Texte de la page -
++++++++++++++++++++

Je viens de parcourir, cet immense acte d'accusation contre le complot, de l'opéra comique. Ce sont les mêmes idées, les mêmes desseins, les mêmes paroles que de mon temps. Les noms propres ne signifient plus rien, ni pour le gouvernement, ni pour les conspirateurs. C'est une perversité et une démence permanente, abstraite, qui passe de génération en génération, sans qu’il vaille, la peine de savoir qu’ils en sont les instruments momentanés ; ils ne se distinguent pas les uns des autres, et ils s'attaquent indifféremment à Charles et à Louis-Philippe, à Napoléon III, à Frédéric Guillaume à Ferdinand. Le premier qui trainera réellement ce démon rendra un immense service à l'humanité.
Les journaux ne m’apprennent absolument rien. Sans doute on ne s’est pas encore battu. On ne cache pas longtemps une bataille. Je suis décidé à croire que vous rejetterez les Turcs dans le Danube, et que l'affaire finira par là. J’ai bien des choses à vous dire, mais nous sommes trop près de nous revoir. Nous causerons la semaine prochaine. Je pars décidément. Mercredi soir 16.
J’ai des nouvelles de Broglie, de Piscatory et de Barante qui m’en disent encore moins que les journaux. Barante est frappé de l'apathie universelle, sauf une seule espèce d'homme, la démagogie révolutionnaire : " C'est la seule opinion qui conserve quelque vivacité. De jour en jour, elle manifeste plus de démence et de rage. Elle espère et menace. Les chefs qu’on a ménagés, les envolés des sociétés secrètes qu’on a rappelés du bannissement sont les plus animés. Leur action sur les classes marchandes et sur les gens de la campagne est tout-à-fait nulle ; mais la cherté du pain et surtout du vin, leur donne assez de prise sur les ouvriers de nos villes. " Piscatory ne pense qu’à l'hiver prochain et à la disette.

Onze heures
Adieu, Adieu, à nos prochaines conversations.
Orosmane dit à Zaïre : Mais la mollesse est douce et sa suite est cruelle ; je mets la faiblesse à la place de la mollesse et un politique à la place d'Oromance ; si on n’avait pas été, en commençant, faible avec Lord Stratford, faible avec les Turcs & &, on ne serait pas si embarrassé.

++++++++++++++++++++

Jeu de données -
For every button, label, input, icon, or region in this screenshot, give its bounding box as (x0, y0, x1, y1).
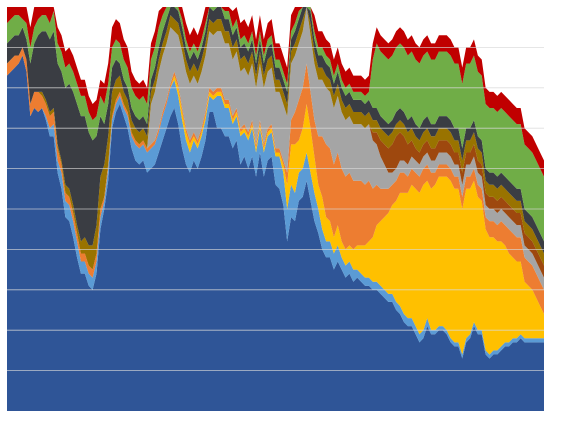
area-series-10 (7, 7, 544, 177)
area-series-9 (7, 7, 544, 242)
area-series-4 (7, 47, 544, 315)
gridlines (7, 47, 544, 372)
area-series-5 (7, 7, 544, 290)
area-series-3 (7, 55, 544, 355)
area-series-7 (7, 7, 544, 270)
area-series-1 (7, 55, 544, 411)
area-series-8 (7, 7, 544, 254)
area-series-group (7, 7, 544, 411)
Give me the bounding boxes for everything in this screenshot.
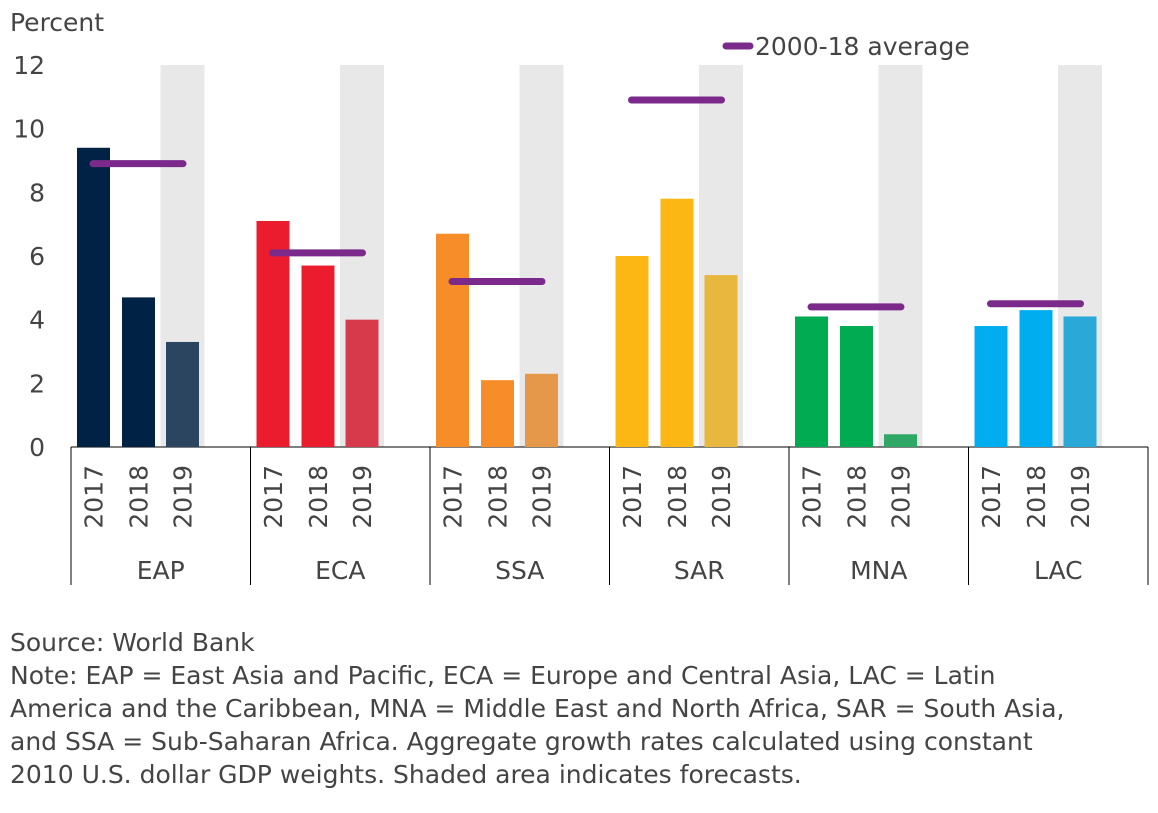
bar xyxy=(704,275,738,447)
note-line: Note: EAP = East Asia and Pacific, ECA =… xyxy=(10,661,996,690)
x-tick-label: 2019 xyxy=(707,465,736,529)
bar xyxy=(481,380,514,447)
x-tick-label: 2018 xyxy=(1022,465,1051,529)
bar xyxy=(884,434,917,447)
bar xyxy=(122,297,155,447)
group-label: LAC xyxy=(1034,556,1083,585)
x-tick-label: 2017 xyxy=(798,465,827,529)
x-tick-label: 2019 xyxy=(1066,465,1095,529)
note-line: America and the Caribbean, MNA = Middle … xyxy=(10,694,1064,723)
x-tick-label: 2019 xyxy=(169,465,198,529)
y-axis-label: Percent xyxy=(10,8,104,37)
x-tick-label: 2019 xyxy=(887,465,916,529)
x-tick-label: 2019 xyxy=(348,465,377,529)
y-tick-label: 8 xyxy=(29,178,45,207)
x-tick-label: 2019 xyxy=(528,465,557,529)
group-label: SAR xyxy=(674,556,725,585)
bar xyxy=(77,147,110,447)
bar xyxy=(615,256,649,447)
bar xyxy=(660,198,694,447)
x-tick-label: 2017 xyxy=(618,465,647,529)
x-tick-label: 2017 xyxy=(80,465,109,529)
x-tick-label: 2018 xyxy=(484,465,513,529)
x-tick-label: 2018 xyxy=(843,465,872,529)
group-label: ECA xyxy=(315,556,365,585)
group-label: MNA xyxy=(850,556,907,585)
y-tick-label: 2 xyxy=(29,369,45,398)
x-tick-label: 2017 xyxy=(259,465,288,529)
bar xyxy=(840,326,873,447)
bar xyxy=(1063,316,1097,447)
bar xyxy=(1019,310,1053,447)
bar xyxy=(974,326,1008,447)
bar xyxy=(301,265,335,447)
y-tick-label: 12 xyxy=(13,51,45,80)
group-label: EAP xyxy=(137,556,185,585)
x-tick-label: 2018 xyxy=(304,465,333,529)
group-label: SSA xyxy=(495,556,544,585)
y-tick-label: 10 xyxy=(13,115,45,144)
forecast-shade xyxy=(878,65,923,447)
x-tick-label: 2018 xyxy=(125,465,154,529)
x-tick-label: 2018 xyxy=(663,465,692,529)
source: Source: World Bank xyxy=(10,628,255,657)
bar xyxy=(345,319,379,447)
x-tick-label: 2017 xyxy=(977,465,1006,529)
bar xyxy=(256,220,290,447)
bar xyxy=(525,373,558,447)
bar xyxy=(436,233,469,447)
note-line: 2010 U.S. dollar GDP weights. Shaded are… xyxy=(10,760,802,789)
y-tick-label: 0 xyxy=(29,433,45,462)
y-tick-label: 6 xyxy=(29,242,45,271)
bar xyxy=(795,316,828,447)
y-tick-label: 4 xyxy=(29,306,45,335)
x-tick-label: 2017 xyxy=(439,465,468,529)
legend-label: 2000-18 average xyxy=(755,32,970,61)
note-line: and SSA = Sub-Saharan Africa. Aggregate … xyxy=(10,727,1033,756)
bar xyxy=(166,341,199,447)
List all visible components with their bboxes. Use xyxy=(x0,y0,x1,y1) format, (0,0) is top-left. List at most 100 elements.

++++++++++++++++++++

Consigne donnée - D'après le texte de la page, à quoi Piscatory pense-t-il uniquement ?

Réponse attendue - À l'hiver prochain et à la disette.